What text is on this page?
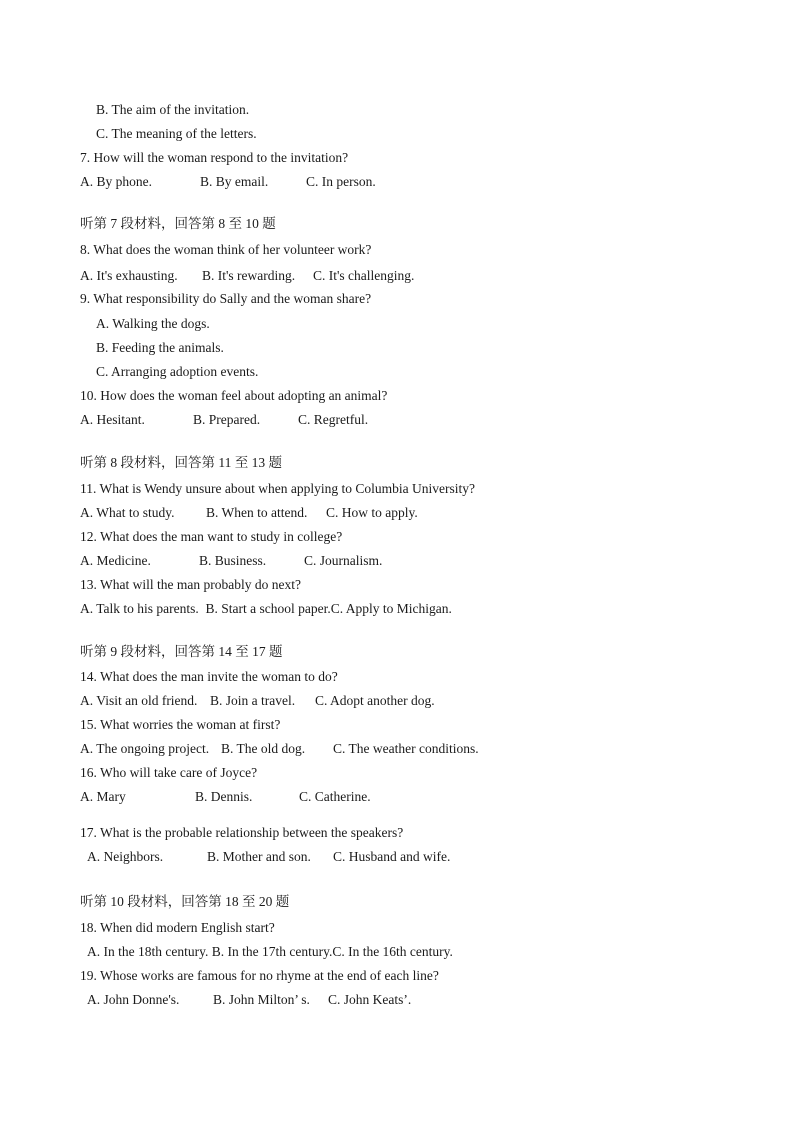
B. The aim of the invitation.
C. The meaning of the letters.
7. How will the woman respond to the invitation?
A. By phone.	B. By email.	C. In person.
听第 7 段材料，回答第 8 至 10 题
8. What does the woman think of her volunteer work?
A. It's exhausting. B. It's rewarding. C. It's challenging.
9. What responsibility do Sally and the woman share?
A. Walking the dogs.
B. Feeding the animals.
C. Arranging adoption events.
10. How does the woman feel about adopting an animal?
A. Hesitant.	B. Prepared.	C. Regretful.
听第 8 段材料，回答第 11 至 13 题
11. What is Wendy unsure about when applying to Columbia University?
A. What to study. B. When to attend. C. How to apply.
12. What does the man want to study in college?
A. Medicine.	B. Business.	C. Journalism.
13. What will the man probably do next?
A. Talk to his parents.  B. Start a school paper.C. Apply to Michigan.
听第 9 段材料，回答第 14 至 17 题
14. What does the man invite the woman to do?
A. Visit an old friend. B. Join a travel. C. Adopt another dog.
15. What worries the woman at first?
A. The ongoing project. B. The old dog. C. The weather conditions.
16. Who will take care of Joyce?
A. Mary	B. Dennis.	C. Catherine.
17. What is the probable relationship between the speakers?
A. Neighbors.	B. Mother and son. C. Husband and wife.
听第 10 段材料，回答第 18 至 20 题
18. When did modern English start?
A. In the 18th century. B. In the 17th century.C. In the 16th century.
19. Whose works are famous for no rhyme at the end of each line?
A. John Donne's. B. John Milton’ s. C. John Keats’.
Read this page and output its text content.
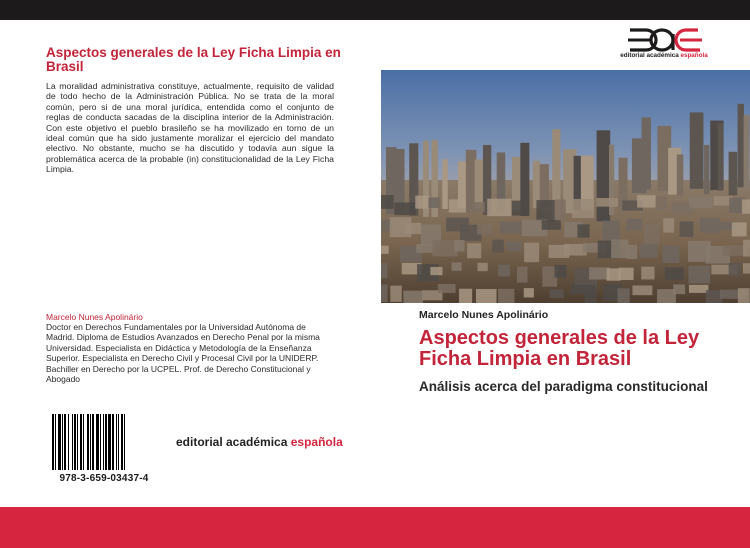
Aspectos generales de la Ley Ficha Limpia en Brasil
La moralidad administrativa constituye, actualmente, requisito de validad de todo hecho de la Administración Pública. No se trata de la moral común, pero si de una moral jurídica, entendida como el conjunto de reglas de conducta sacadas de la disciplina interior de la Administración. Con este objetivo el pueblo brasileño se ha movilizado en torno de un ideal común que ha sido justamente moralizar el ejercicio del mandato electivo. No obstante, mucho se ha discutido y todavía aun sigue la problemática acerca de la probable (in) constitucionalidad de la Ley Ficha Limpia.
Marcelo Nunes Apolinário
Doctor en Derechos Fundamentales por la Universidad Autónoma de Madrid. Diploma de Estudios Avanzados en Derecho Penal por la misma Universidad. Especialista en Didáctica y Metodología de la Enseñanza Superior. Especialista en Derecho Civil y Procesal Civil por la UNIDERP. Bachiller en Derecho por la UCPEL. Prof. de Derecho Constitucional y Abogado
978-3-659-03437-4
editorial académica española
editorial académica española
Marcelo Nunes Apolinário
Aspectos generales de la Ley Ficha Limpia en Brasil
Análisis acerca del paradigma constitucional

---+---

● DIRECTION:
Of the lines in the data, how many contain the word "about"? Provide the number and nothing further.

● EXERCISE RESPONSE:
2